- Data for the task:
/---

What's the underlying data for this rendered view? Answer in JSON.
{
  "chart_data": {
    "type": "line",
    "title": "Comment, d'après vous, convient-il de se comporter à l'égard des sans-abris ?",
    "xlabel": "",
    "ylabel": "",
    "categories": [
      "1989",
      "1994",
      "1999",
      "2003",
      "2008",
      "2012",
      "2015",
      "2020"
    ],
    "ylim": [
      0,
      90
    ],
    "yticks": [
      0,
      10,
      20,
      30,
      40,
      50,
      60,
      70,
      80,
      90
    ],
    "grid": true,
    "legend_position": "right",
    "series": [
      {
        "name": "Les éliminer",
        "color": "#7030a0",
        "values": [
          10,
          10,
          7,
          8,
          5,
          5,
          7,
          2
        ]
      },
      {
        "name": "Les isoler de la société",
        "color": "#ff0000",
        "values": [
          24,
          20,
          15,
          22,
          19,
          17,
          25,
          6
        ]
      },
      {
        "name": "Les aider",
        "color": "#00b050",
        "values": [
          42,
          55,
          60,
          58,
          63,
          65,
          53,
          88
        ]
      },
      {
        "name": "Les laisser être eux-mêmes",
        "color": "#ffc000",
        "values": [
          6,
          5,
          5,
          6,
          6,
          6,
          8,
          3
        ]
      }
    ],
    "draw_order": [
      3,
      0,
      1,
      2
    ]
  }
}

\---

- What to produce: Set down all of the data above, word for word.

- Task solution:
What's the underlying data for this rendered view? Answer in JSON.
{
  "chart_data": {
    "type": "line",
    "title": "Comment, d'après vous, convient-il de se comporter à l'égard des sans-abris ?",
    "xlabel": "",
    "ylabel": "",
    "categories": [
      "1989",
      "1994",
      "1999",
      "2003",
      "2008",
      "2012",
      "2015",
      "2020"
    ],
    "ylim": [
      0,
      90
    ],
    "yticks": [
      0,
      10,
      20,
      30,
      40,
      50,
      60,
      70,
      80,
      90
    ],
    "grid": true,
    "legend_position": "right",
    "series": [
      {
        "name": "Les éliminer",
        "color": "#7030a0",
        "values": [
          10,
          10,
          7,
          8,
          5,
          5,
          7,
          2
        ]
      },
      {
        "name": "Les isoler de la société",
        "color": "#ff0000",
        "values": [
          24,
          20,
          15,
          22,
          19,
          17,
          25,
          6
        ]
      },
      {
        "name": "Les aider",
        "color": "#00b050",
        "values": [
          42,
          55,
          60,
          58,
          63,
          65,
          53,
          88
        ]
      },
      {
        "name": "Les laisser être eux-mêmes",
        "color": "#ffc000",
        "values": [
          6,
          5,
          5,
          6,
          6,
          6,
          8,
          3
        ]
      }
    ],
    "draw_order": [
      3,
      0,
      1,
      2
    ]
  }
}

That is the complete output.